Tasks and exercises:
**1)** Answer these questions from the excerpt on garlic GRAS genes, marking each answer with its letter:
(a) What concentration of GA3 was sprayed on the treatment group?
(b) How many of the GRAS candidate genes were filtered out?
(c) Which protein was the only one without a hydropathicity value below 0?
**2)** Can you turn the paragraph in the garlic GRAS gene excerpt that begins "A total of 61 GRAS candidate genes" into a short list that keeps its main facts?
**3)** Can you carry on the excerpt on garlic GRAS genes, starting after its last sentence?
[Document excerpt Boundary: Start]
Approximately 100 garlic cloves (cv. Ershuizao) were planted in a pot and grown in a greenhouse with a 12 h light period. After 1 month, half of the garlic seedlings were treated by spraying exogenous GA3 and the other half served as the control group. Briefly, GA3 (200 mg/l) and sterile distilled water were sprayed on the leaves of treatment and control groups, respectively. Leaf samples were collected in triplicates from both groups after 0, 4, and 16 h of treatment and were pre-ground to a powder in liquid nitrogen. Total RNA extraction was performed using SteadyPure plant RNA extraction kit AG21019 [Accurate Biotechnology (Hunan) Co., Ltd.] and resultant RNA population was qualified by gel electrophoresis followed by first-strand cDNA biosynthesis [Evo M-MLV RT premix for qPCR AG11706, Accurate Biotechnology (Hunan) Co., Ltd.]. qRT-PCR analysis was performed using CFX96 Real-Time PCR Detection System (Bio-Rad Laboratories, United States) with SYBR green Premix Pro Taq HS qPCR Kit AG11701 [Accurate Biotechnology (Hunan) Co., Ltd.]. Primer sequences are listed in Supplementary Table S1.

Results

Identification of GRAS Genes in Garlic

A total of 61 GRAS candidate genes were obtained from the garlic genome according to the BLAST results. Of these, 15 encoded a protein with <200 amino acids residues and/or without GRAS domains and were filtered. Finally, 46 GRAS members were identified which typically comprised of five conserved domains: LHRI, VHIID, LHRII, PFYRE, and SAW (Supplementary Figure S1; Supplementary Table S2). The 46 identified GRAS genes were distributed on seven of eight garlic chromosomes (except for chromosome 1) and their distribution varied among chromosomes, ranging from 2 to 15 genes per chromosome (Figure 1).

FIGURE 1

Figure 1. Schematic representation of the chromosomal distribution of the AsGRAS genes. Vertical bars represent garlic chromosomes. The chromosome number is mentioned above each chromosome. The scale on the left represents chromosome length (Mb).

Characterization of AsGRAS Members

The length of the putative GRAS proteins ranged from 202 to 705 amino acids and the predicted molecular weights ranged from 22 to 80 kDa (Table 1). The theoretical pI varied from 4.87 to 9.76. Except for Asa4G03041.1, all the proteins had a hydropathicity value of <0, indicating the hydrophilic nature of these GRAS proteins. Additionally, only seven proteins showed an instability index value of <40.0 (i.e., threshold value; Table 1), suggesting that most of the garlic GRAS proteins probably had an unstable structure. Subcellular localization prediction identified between 16 and 2 GRAS proteins located in the nucleus and chloroplast, respectively (Table 1). Interestingly, the Asa3G01451.1 protein was predicted with position signals in both the nucleus and chloroplast.
[Document excerpt Boundary: End]
[Records shown Boundary: Start]
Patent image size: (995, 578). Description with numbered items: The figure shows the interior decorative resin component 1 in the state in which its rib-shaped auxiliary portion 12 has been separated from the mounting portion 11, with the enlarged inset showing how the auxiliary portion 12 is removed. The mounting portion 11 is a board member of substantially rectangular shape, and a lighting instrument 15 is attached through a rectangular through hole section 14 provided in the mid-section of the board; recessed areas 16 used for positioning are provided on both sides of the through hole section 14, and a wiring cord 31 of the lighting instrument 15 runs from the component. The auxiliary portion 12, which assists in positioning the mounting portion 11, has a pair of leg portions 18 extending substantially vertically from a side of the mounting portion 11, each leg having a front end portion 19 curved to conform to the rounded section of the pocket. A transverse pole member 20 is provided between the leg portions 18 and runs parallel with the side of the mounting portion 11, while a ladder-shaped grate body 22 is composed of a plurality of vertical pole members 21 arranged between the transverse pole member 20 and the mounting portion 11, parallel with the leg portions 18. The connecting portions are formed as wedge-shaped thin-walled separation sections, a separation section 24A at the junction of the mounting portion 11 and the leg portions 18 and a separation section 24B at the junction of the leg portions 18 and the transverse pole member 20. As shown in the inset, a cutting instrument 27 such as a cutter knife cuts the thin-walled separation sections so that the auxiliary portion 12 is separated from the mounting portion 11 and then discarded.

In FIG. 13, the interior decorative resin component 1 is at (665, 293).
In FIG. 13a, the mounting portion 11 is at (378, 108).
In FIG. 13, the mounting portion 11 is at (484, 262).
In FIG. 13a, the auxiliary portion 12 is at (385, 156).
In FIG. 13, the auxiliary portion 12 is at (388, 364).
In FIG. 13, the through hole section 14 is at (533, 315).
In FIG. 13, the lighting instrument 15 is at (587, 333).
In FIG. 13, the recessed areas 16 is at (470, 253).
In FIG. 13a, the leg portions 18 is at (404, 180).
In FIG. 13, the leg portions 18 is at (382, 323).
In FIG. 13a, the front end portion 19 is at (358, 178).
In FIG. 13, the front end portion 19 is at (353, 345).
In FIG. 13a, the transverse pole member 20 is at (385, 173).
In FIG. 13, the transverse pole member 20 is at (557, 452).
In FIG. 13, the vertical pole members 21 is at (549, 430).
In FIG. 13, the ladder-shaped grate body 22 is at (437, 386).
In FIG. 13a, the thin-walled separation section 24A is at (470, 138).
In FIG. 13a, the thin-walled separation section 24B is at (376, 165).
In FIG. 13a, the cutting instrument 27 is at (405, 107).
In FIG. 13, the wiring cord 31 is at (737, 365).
[Records shown Boundary: End]
Results by task:
**1)**
(a) 200 mg/l
(b) 15
(c) Asa4G03041.1

**2)**
- A BLAST search of the garlic genome produced 61 GRAS candidate genes.
- 15 were filtered out because they encoded proteins with fewer than 200 amino acid residues and/or lacked GRAS domains.
- This left 46 GRAS members, which typically have five conserved domains: LHRI, VHIID, LHRII, PFYRE, and SAW.
- The 46 genes lie on seven of the eight garlic chromosomes (none on chromosome 1), with 2 to 15 genes per chromosome.

**3)**
TABLE 1

Table 1. List of gene IDs and characteristics of the 46 AsGRAS genes.

Phylogenetic analysis was performed for 46 AsGRAS members, together with 123 known GRAS proteins from Arabidopsis (33 members), O. sativa (56 members), and A. trichopoda (34 members). The results indicated that 46 AsGRAS members were assigned to 16 of the 17 known GRAS subfamilies (Figure 2). The protein structure investigation indicated that 46 AsGRAS proteins had conserved domains of the GRAS or GRAS superfamily, comprising of a conserved motif structure with LHRI-VHIID-LHRII-PRYRE-SAW domains (Table 1; Figure 3A). However, protein motifs showed larger differences between members from different subfamilies than from the same subfamily, suggesting a diversification of motif sequences among the garlic GRAS subfamily (Figure 3B; Supplementary Figure S2). The details of structural organization revealed that 32 of 46 AsGRAS genes had no introns; in particular, all genes of the LISCL, DELLA, SCL3, SHR, and HAM subfamilies lacked any introns, whereas all genes of the PAT1, RAM1, and SCR subfamilies had more than two exons (Figure 3C).

FIGURE 2

Figure 2. Unrooted phylogenetic tree representing relationships among GRAS families of four plant species. The phylogenetic tree was constructed using the NJ method and shows 17 subfamilies. GRAS proteins from Allium sativum L., Arabidopsis, Oryza sativa, and Amborella trichopoda are marked with red, blue, yellow, and green, respectively.

FIGURE 3

Figure 3. Phylogenetic relationship, gene structure analysis, and motif distribution of garlic GRAS genes. (A) Conserved domain structures of 46 AsGRASs. (B) Amino acid motifs in the AsGRAS proteins are represented by colored boxes. The black lines indicate relative protein lengths. (C) Exons and introns are indicated by rectangles and gray lines, respectively.

Expression Pattern of AsGRAS Genes

The expression patterns of 46 AsGRAS genes in seven tissues and eight bulb-developmental stages were investigated and revealed significant differences (Figure 4). Notably, DELLA-like Asa4G02090.1 showed the highest expression level in all the tissues except roots, whereas nine AsGRAS genes were not expressed at all in the 15 samples including, Asa6G00928.1, Asa4G03041.1, Asa6G04430.1, Asa6G06640.1, Asa2G00446.1, Asa8G00797.1, Asa6G02143.1, Asa6G00303.1, and Asa7G03967.1.

FIGURE 4

Figure 4. Expression heatmap of garlic GRAS genes in seven tissues and eight bulb growth stages. The colored scale on the right represents the degree of expression, which increases from blue to red.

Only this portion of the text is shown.